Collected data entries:
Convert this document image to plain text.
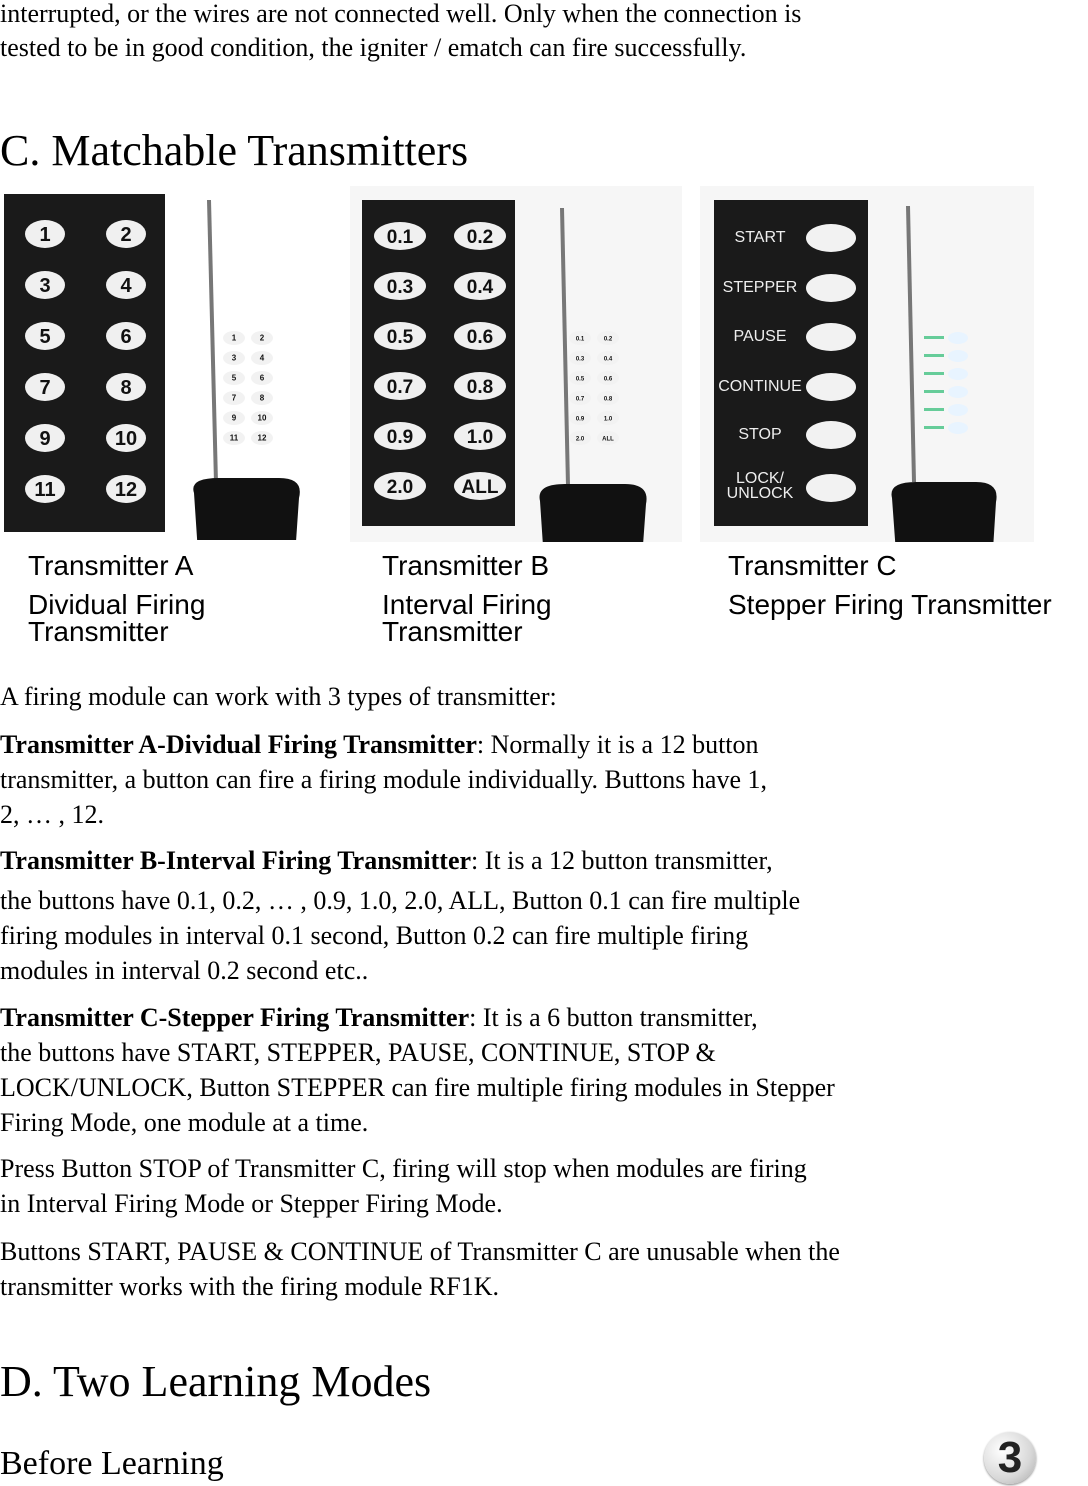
interrupted, or the wires are not connected well. Only when the connection is
tested to be in good condition, the igniter / ematch can fire successfully.
C. Matchable Transmitters
1	2
3	4
5	6
7	8
9	10
11	12
1	2
3	4
5	6
7	8
9	10
11 12
0.1	0.2
0.3	0.4
0.5	0.6
0.7	0.8
0.9	1.0
2.0	ALL
0.1	0.2
0.3	0.4
0.5	0.6
0.7	0.8
0.9	1.0
2.0	ALL
START
STEPPER
PAUSE
CONTINUE
STOP
LOCK/
UNLOCK
Transmitter A
Dividual Firing
Transmitter
Transmitter B
Interval Firing
Transmitter
Transmitter C
Stepper Firing Transmitter
A firing module can work with 3 types of transmitter:
Transmitter A-Dividual Firing Transmitter: Normally it is a 12 button
transmitter, a button can fire a firing module individually. Buttons have 1,
2, … , 12.
Transmitter B-Interval Firing Transmitter: It is a 12 button transmitter,
the buttons have 0.1, 0.2, … , 0.9, 1.0, 2.0, ALL, Button 0.1 can fire multiple
firing modules in interval 0.1 second, Button 0.2 can fire multiple firing
modules in interval 0.2 second etc..
Transmitter C-Stepper Firing Transmitter: It is a 6 button transmitter,
the buttons have START, STEPPER, PAUSE, CONTINUE, STOP &
LOCK/UNLOCK, Button STEPPER can fire multiple firing modules in Stepper
Firing Mode, one module at a time.
Press Button STOP of Transmitter C, firing will stop when modules are firing
in Interval Firing Mode or Stepper Firing Mode.
Buttons START, PAUSE & CONTINUE of Transmitter C are unusable when the
transmitter works with the firing module RF1K.
D. Two Learning Modes
Before Learning	3
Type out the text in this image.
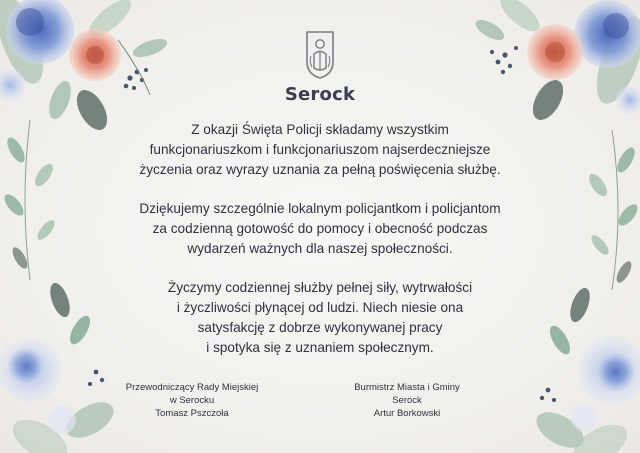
Serock

Z okazji Święta Policji składamy wszystkim
funkcjonariuszkom i funkcjonariuszom najserdeczniejsze
życzenia oraz wyrazy uznania za pełną poświęcenia służbę.

Dziękujemy szczególnie lokalnym policjantkom i policjantom
za codzienną gotowość do pomocy i obecność podczas
wydarzeń ważnych dla naszej społeczności.

Życzymy codziennej służby pełnej siły, wytrwałości
i życzliwości płynącej od ludzi. Niech niesie ona
satysfakcję z dobrze wykonywanej pracy
i spotyka się z uznaniem społecznym.

Przewodniczący Rady Miejskiej
w Serocku
Tomasz Pszczoła
Burmistrz Miasta i Gminy
Serock
Artur Borkowski
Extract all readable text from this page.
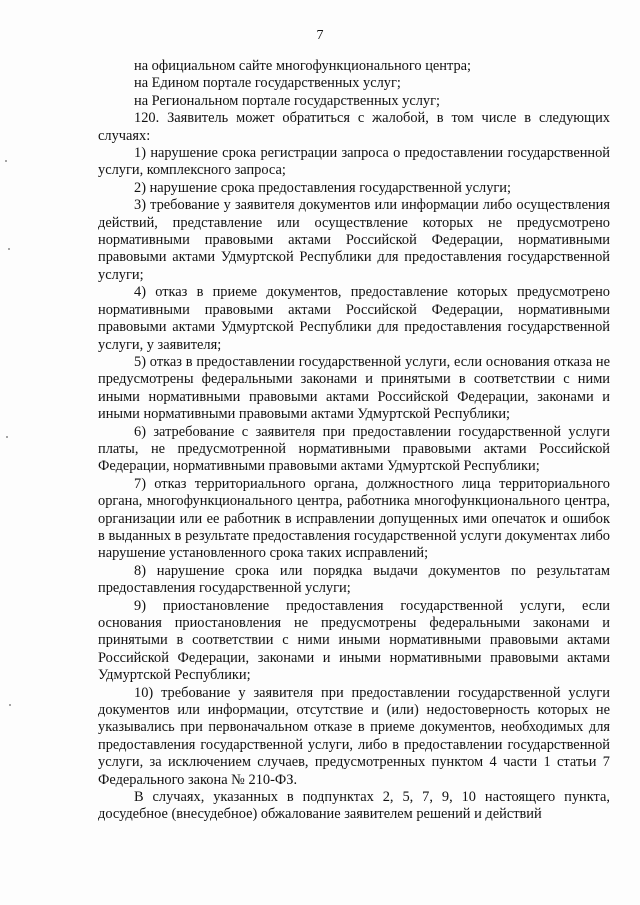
7

на официальном сайте многофункционального центра;

на Едином портале государственных услуг;

на Региональном портале государственных услуг;

120. Заявитель может обратиться с жалобой, в том числе в следующих случаях:

1) нарушение срока регистрации запроса о предоставлении государственной услуги, комплексного запроса;

2) нарушение срока предоставления государственной услуги;

3) требование у заявителя документов или информации либо осуществления действий, представление или осуществление которых не предусмотрено нормативными правовыми актами Российской Федерации, нормативными правовыми актами Удмуртской Республики для предоставления государственной услуги;

4) отказ в приеме документов, предоставление которых предусмотрено нормативными правовыми актами Российской Федерации, нормативными правовыми актами Удмуртской Республики для предоставления государственной услуги, у заявителя;

5) отказ в предоставлении государственной услуги, если основания отказа не предусмотрены федеральными законами и принятыми в соответствии с ними иными нормативными правовыми актами Российской Федерации, законами и иными нормативными правовыми актами Удмуртской Республики;

6) затребование с заявителя при предоставлении государственной услуги платы, не предусмотренной нормативными правовыми актами Российской Федерации, нормативными правовыми актами Удмуртской Республики;

7) отказ территориального органа, должностного лица территориального органа, многофункционального центра, работника многофункционального центра, организации или ее работник в исправлении допущенных ими опечаток и ошибок в выданных в результате предоставления государственной услуги документах либо нарушение установленного срока таких исправлений;

8) нарушение срока или порядка выдачи документов по результатам предоставления государственной услуги;

9) приостановление предоставления государственной услуги, если основания приостановления не предусмотрены федеральными законами и принятыми в соответствии с ними иными нормативными правовыми актами Российской Федерации, законами и иными нормативными правовыми актами Удмуртской Республики;

10) требование у заявителя при предоставлении государственной услуги документов или информации, отсутствие и (или) недостоверность которых не указывались при первоначальном отказе в приеме документов, необходимых для предоставления государственной услуги, либо в предоставлении государственной услуги, за исключением случаев, предусмотренных пунктом 4 части 1 статьи 7 Федерального закона № 210-ФЗ.

В случаях, указанных в подпунктах 2, 5, 7, 9, 10 настоящего пункта, досудебное (внесудебное) обжалование заявителем решений и действий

# Exercise prompt:
Find how many lines of the entries contain "срока". Respond with the number only.

# Answer to the problem:
4